# Start of Records for the exercise
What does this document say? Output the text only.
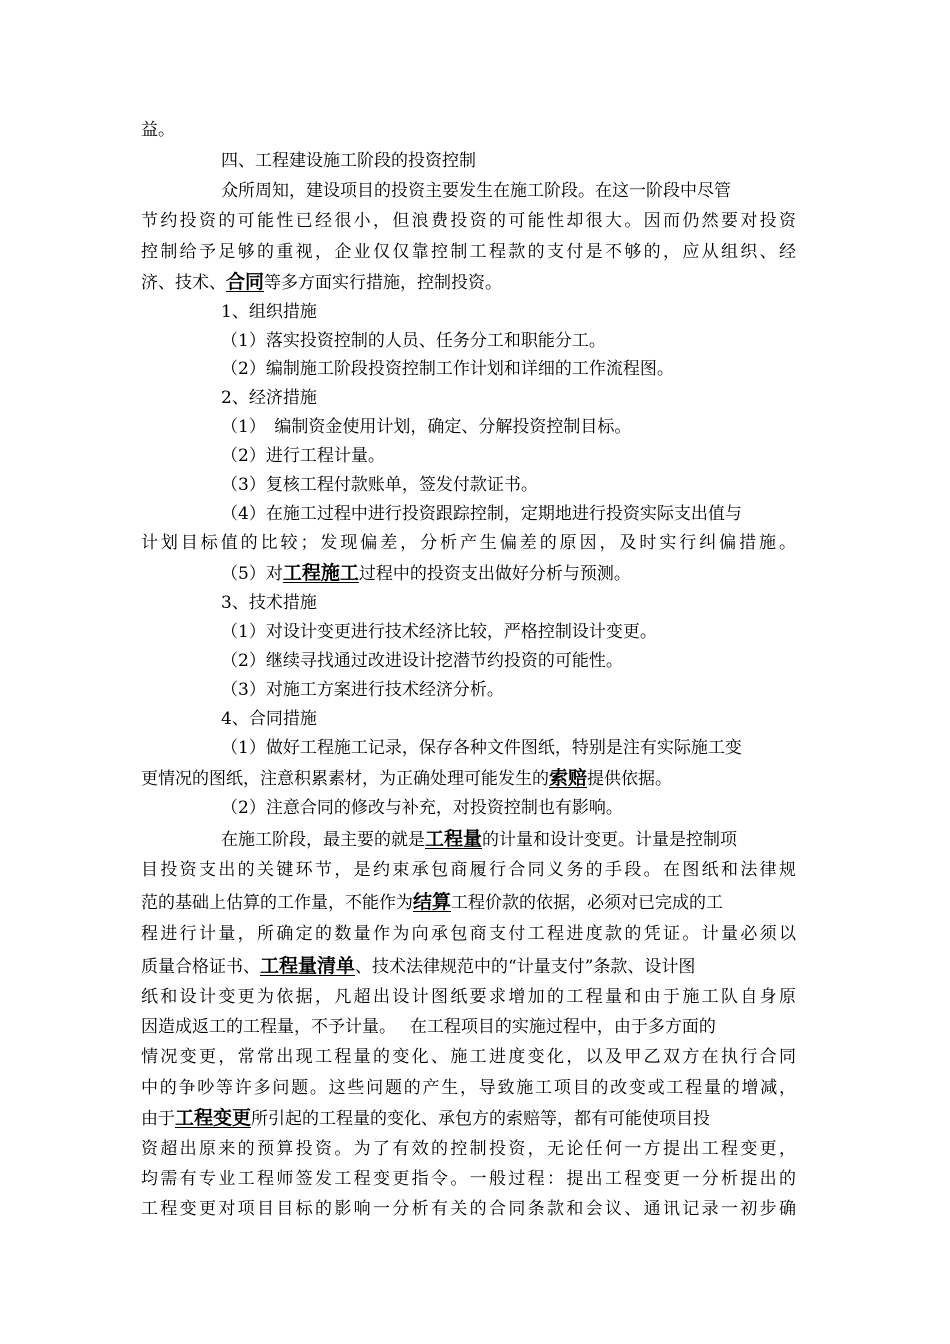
益。
四、工程建设施工阶段的投资控制
众所周知，建设项目的投资主要发生在施工阶段。在这一阶段中尽管
节约投资的可能性已经很小，但浪费投资的可能性却很大。因而仍然要对投资
控制给予足够的重视，企业仅仅靠控制工程款的支付是不够的，应从组织、经
济、技术、合同等多方面实行措施，控制投资。
1、组织措施
（1）落实投资控制的人员、任务分工和职能分工。
（2）编制施工阶段投资控制工作计划和详细的工作流程图。
2、经济措施
（1）　编制资金使用计划，确定、分解投资控制目标。
（2）进行工程计量。
（3）复核工程付款账单，签发付款证书。
（4）在施工过程中进行投资跟踪控制，定期地进行投资实际支出值与
计划目标值的比较；发现偏差，分析产生偏差的原因，及时实行纠偏措施。
（5）对工程施工过程中的投资支出做好分析与预测。
3、技术措施
（1）对设计变更进行技术经济比较，严格控制设计变更。
（2）继续寻找通过改进设计挖潜节约投资的可能性。
（3）对施工方案进行技术经济分析。
4、合同措施
（1）做好工程施工记录，保存各种文件图纸，特别是注有实际施工变
更情况的图纸，注意积累素材，为正确处理可能发生的索赔提供依据。
（2）注意合同的修改与补充，对投资控制也有影响。
在施工阶段，最主要的就是工程量的计量和设计变更。计量是控制项
目投资支出的关键环节，是约束承包商履行合同义务的手段。在图纸和法律规
范的基础上估算的工作量，不能作为结算工程价款的依据，必须对已完成的工
程进行计量，所确定的数量作为向承包商支付工程进度款的凭证。计量必须以
质量合格证书、工程量清单、技术法律规范中的“计量支付”条款、设计图
纸和设计变更为依据，凡超出设计图纸要求增加的工程量和由于施工队自身原
因造成返工的工程量，不予计量。　 在工程项目的实施过程中，由于多方面的
情况变更，常常出现工程量的变化、施工进度变化，以及甲乙双方在执行合同
中的争吵等许多问题。这些问题的产生，导致施工项目的改变或工程量的增减，
由于工程变更所引起的工程量的变化、承包方的索赔等，都有可能使项目投
资超出原来的预算投资。为了有效的控制投资，无论任何一方提出工程变更，
均需有专业工程师签发工程变更指令。一般过程：提出工程变更一分析提出的
工程变更对项目目标的影响一分析有关的合同条款和会议、通讯记录一初步确
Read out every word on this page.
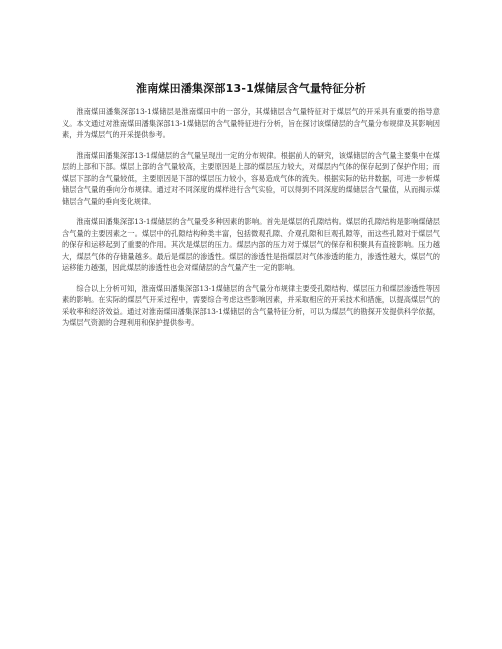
淮南煤田潘集深部13-1煤储层含气量特征分析

淮南煤田潘集深部13-1煤储层是淮南煤田中的一部分，其煤储层含气量特征对于煤层气的开采具有重要的指导意义。本文通过对淮南煤田潘集深部13-1煤储层的含气量特征进行分析，旨在探讨该煤储层的含气量分布规律及其影响因素，并为煤层气的开采提供参考。

淮南煤田潘集深部13-1煤储层的含气量呈现出一定的分布规律。根据前人的研究，该煤储层的含气量主要集中在煤层的上部和下部。煤层上部的含气量较高，主要原因是上部的煤层压力较大，对煤层内气体的保存起到了保护作用；而煤层下部的含气量较低，主要原因是下部的煤层压力较小，容易造成气体的流失。根据实际的钻井数据，可进一步析煤储层含气量的垂向分布规律。通过对不同深度的煤样进行含气实验，可以得到不同深度的煤储层含气量值，从而揭示煤储层含气量的垂向变化规律。

淮南煤田潘集深部13-1煤储层的含气量受多种因素的影响。首先是煤层的孔隙结构。煤层的孔隙结构是影响煤储层含气量的主要因素之一。煤层中的孔隙结构种类丰富，包括微观孔隙、介观孔隙和巨观孔隙等，而这些孔隙对于煤层气的保存和运移起到了重要的作用。其次是煤层的压力。煤层内部的压力对于煤层气的保存和积聚具有直接影响。压力越大，煤层气体的存储量越多。最后是煤层的渗透性。煤层的渗透性是指煤层对气体渗透的能力，渗透性越大，煤层气的运移能力越强，因此煤层的渗透性也会对煤储层的含气量产生一定的影响。

综合以上分析可知，淮南煤田潘集深部13-1煤储层的含气量分布规律主要受孔隙结构、煤层压力和煤层渗透性等因素的影响。在实际的煤层气开采过程中，需要综合考虑这些影响因素，并采取相应的开采技术和措施，以提高煤层气的采收率和经济效益。通过对淮南煤田潘集深部13-1煤储层的含气量特征分析，可以为煤层气的勘探开发提供科学依据，为煤层气资源的合理利用和保护提供参考。
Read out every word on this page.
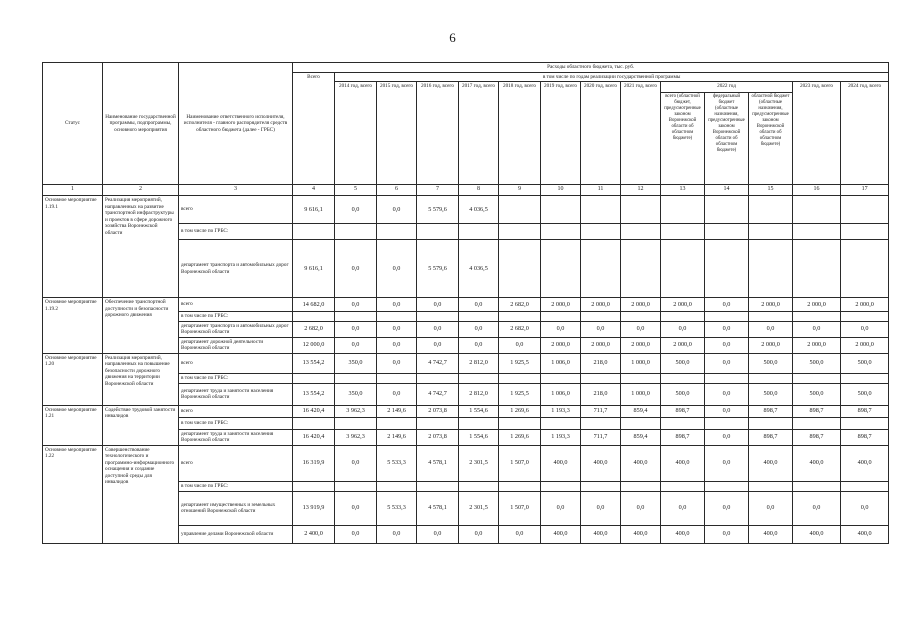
6
Статус	Наименование государственной программы, подпрограммы, основного мероприятия	Наименование ответственного исполнителя, исполнителя - главного распорядителя средств областного бюджета (далее - ГРБС)	Расходы областного бюджета, тыс. руб.													
			Всего	в том числе по годам реализации государственной программы												
				2014 год, всего	2015 год, всего	2016 год, всего	2017 год, всего	2018 год, всего	2019 год, всего	2020 год, всего	2021 год, всего	2022 год			2023 год, всего	2024 год, всего
												всего (областной бюджет, предусмотренные законом Воронежской области об областном бюджете)	федеральный бюджет (областные назначения, предусмотренные законом Воронежской области об областном бюджете)	областной бюджет (областные назначения, предусмотренные законом Воронежской области об областном бюджете)		
1	2	3	4	5	6	7	8	9	10	11	12	13	14	15	16	17
Основное мероприятие 1.19.1	Реализация мероприятий, направленных на развитие транспортной инфраструктуры и проектов в сфере дорожного хозяйства Воронежской области	всего	9 616,1	0,0	0,0	5 579,6	4 036,5									
		в том числе по ГРБС:														
		департамент транспорта и автомобильных дорог Воронежской области	9 616,1	0,0	0,0	5 579,6	4 036,5									
Основное мероприятие 1.19.2	Обеспечение транспортной доступности и безопасности дорожного движения	всего	14 682,0	0,0	0,0	0,0	0,0	2 682,0	2 000,0	2 000,0	2 000,0	2 000,0	0,0	2 000,0	2 000,0	2 000,0
		в том числе по ГРБС:														
		департамент транспорта и автомобильных дорог Воронежской области	2 682,0	0,0	0,0	0,0	0,0	2 682,0	0,0	0,0	0,0	0,0	0,0	0,0	0,0	0,0
		департамент дорожной деятельности Воронежской области	12 000,0	0,0	0,0	0,0	0,0	0,0	2 000,0	2 000,0	2 000,0	2 000,0	0,0	2 000,0	2 000,0	2 000,0
Основное мероприятие 1.20	Реализация мероприятий, направленных на повышение безопасности дорожного движения на территории Воронежской области	всего	13 554,2	350,0	0,0	4 742,7	2 812,0	1 925,5	1 006,0	218,0	1 000,0	500,0	0,0	500,0	500,0	500,0
		в том числе по ГРБС:														
		департамент труда и занятости населения Воронежской области	13 554,2	350,0	0,0	4 742,7	2 812,0	1 925,5	1 006,0	218,0	1 000,0	500,0	0,0	500,0	500,0	500,0
Основное мероприятие 1.21	Содействие трудовой занятости инвалидов	всего	16 420,4	3 962,3	2 149,6	2 073,8	1 554,6	1 269,6	1 193,3	711,7	859,4	898,7	0,0	898,7	898,7	898,7
		в том числе по ГРБС:														
		департамент труда и занятости населения Воронежской области	16 420,4	3 962,3	2 149,6	2 073,8	1 554,6	1 269,6	1 193,3	711,7	859,4	898,7	0,0	898,7	898,7	898,7
Основное мероприятие 1.22	Совершенствование технологического и программно-информационного оснащения и создание доступной среды для инвалидов	всего	16 319,9	0,0	5 533,3	4 578,1	2 301,5	1 507,0	400,0	400,0	400,0	400,0	0,0	400,0	400,0	400,0
		в том числе по ГРБС:														
		департамент имущественных и земельных отношений Воронежской области	13 919,9	0,0	5 533,3	4 578,1	2 301,5	1 507,0	0,0	0,0	0,0	0,0	0,0	0,0	0,0	0,0
		управление делами Воронежской области	2 400,0	0,0	0,0	0,0	0,0	0,0	400,0	400,0	400,0	400,0	0,0	400,0	400,0	400,0
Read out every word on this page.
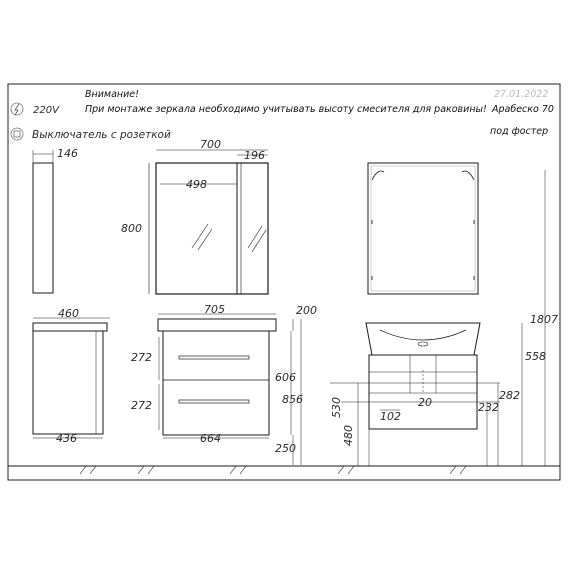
Внимание!
При монтаже зеркала необходимо учитывать высоту смесителя для раковины!
27.01.2022
Арабеско 70
под фостер
220V
Выключатель с розеткой
146
700
196
498
800
460
436
705	200
272
272
606
856
664
250
1807
558
282
232
530
480
20
102
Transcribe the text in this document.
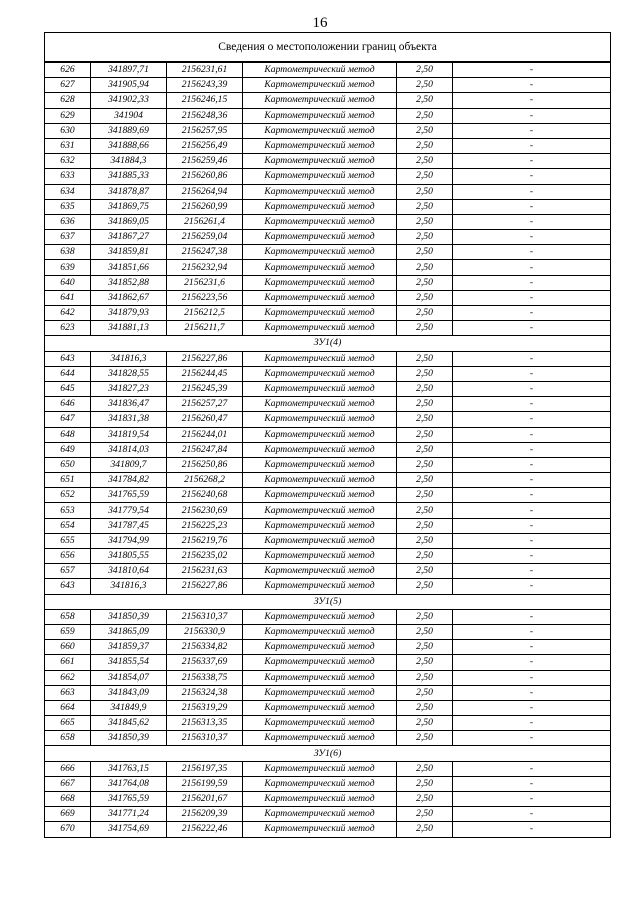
16
Сведения о местоположении границ объекта					
626	341897,71	2156231,61	Картометрический метод	2,50	-
627	341905,94	2156243,39	Картометрический метод	2,50	-
628	341902,33	2156246,15	Картометрический метод	2,50	-
629	341904	2156248,36	Картометрический метод	2,50	-
630	341889,69	2156257,95	Картометрический метод	2,50	-
631	341888,66	2156256,49	Картометрический метод	2,50	-
632	341884,3	2156259,46	Картометрический метод	2,50	-
633	341885,33	2156260,86	Картометрический метод	2,50	-
634	341878,87	2156264,94	Картометрический метод	2,50	-
635	341869,75	2156260,99	Картометрический метод	2,50	-
636	341869,05	2156261,4	Картометрический метод	2,50	-
637	341867,27	2156259,04	Картометрический метод	2,50	-
638	341859,81	2156247,38	Картометрический метод	2,50	-
639	341851,66	2156232,94	Картометрический метод	2,50	-
640	341852,88	2156231,6	Картометрический метод	2,50	-
641	341862,67	2156223,56	Картометрический метод	2,50	-
642	341879,93	2156212,5	Картометрический метод	2,50	-
623	341881,13	2156211,7	Картометрический метод	2,50	-
ЗУ1(4)					
643	341816,3	2156227,86	Картометрический метод	2,50	-
644	341828,55	2156244,45	Картометрический метод	2,50	-
645	341827,23	2156245,39	Картометрический метод	2,50	-
646	341836,47	2156257,27	Картометрический метод	2,50	-
647	341831,38	2156260,47	Картометрический метод	2,50	-
648	341819,54	2156244,01	Картометрический метод	2,50	-
649	341814,03	2156247,84	Картометрический метод	2,50	-
650	341809,7	2156250,86	Картометрический метод	2,50	-
651	341784,82	2156268,2	Картометрический метод	2,50	-
652	341765,59	2156240,68	Картометрический метод	2,50	-
653	341779,54	2156230,69	Картометрический метод	2,50	-
654	341787,45	2156225,23	Картометрический метод	2,50	-
655	341794,99	2156219,76	Картометрический метод	2,50	-
656	341805,55	2156235,02	Картометрический метод	2,50	-
657	341810,64	2156231,63	Картометрический метод	2,50	-
643	341816,3	2156227,86	Картометрический метод	2,50	-
ЗУ1(5)					
658	341850,39	2156310,37	Картометрический метод	2,50	-
659	341865,09	2156330,9	Картометрический метод	2,50	-
660	341859,37	2156334,82	Картометрический метод	2,50	-
661	341855,54	2156337,69	Картометрический метод	2,50	-
662	341854,07	2156338,75	Картометрический метод	2,50	-
663	341843,09	2156324,38	Картометрический метод	2,50	-
664	341849,9	2156319,29	Картометрический метод	2,50	-
665	341845,62	2156313,35	Картометрический метод	2,50	-
658	341850,39	2156310,37	Картометрический метод	2,50	-
ЗУ1(6)					
666	341763,15	2156197,35	Картометрический метод	2,50	-
667	341764,08	2156199,59	Картометрический метод	2,50	-
668	341765,59	2156201,67	Картометрический метод	2,50	-
669	341771,24	2156209,39	Картометрический метод	2,50	-
670	341754,69	2156222,46	Картометрический метод	2,50	-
# End of Records for the exercise
__Problem requirements__:
Show every line that contains the word "движения".

__Task output__:
Основное мероприятие 1.19.2	Обеспечение транспортной доступности и безопасности дорожного движения	всего	14 682,0	0,0	0,0	0,0	0,0	2 682,0	2 000,0	2 000,0	2 000,0	2 000,0	0,0	2 000,0	2 000,0	2 000,0
Основное мероприятие 1.20	Реализация мероприятий, направленных на повышение безопасности дорожного движения на территории Воронежской области	всего	13 554,2	350,0	0,0	4 742,7	2 812,0	1 925,5	1 006,0	218,0	1 000,0	500,0	0,0	500,0	500,0	500,0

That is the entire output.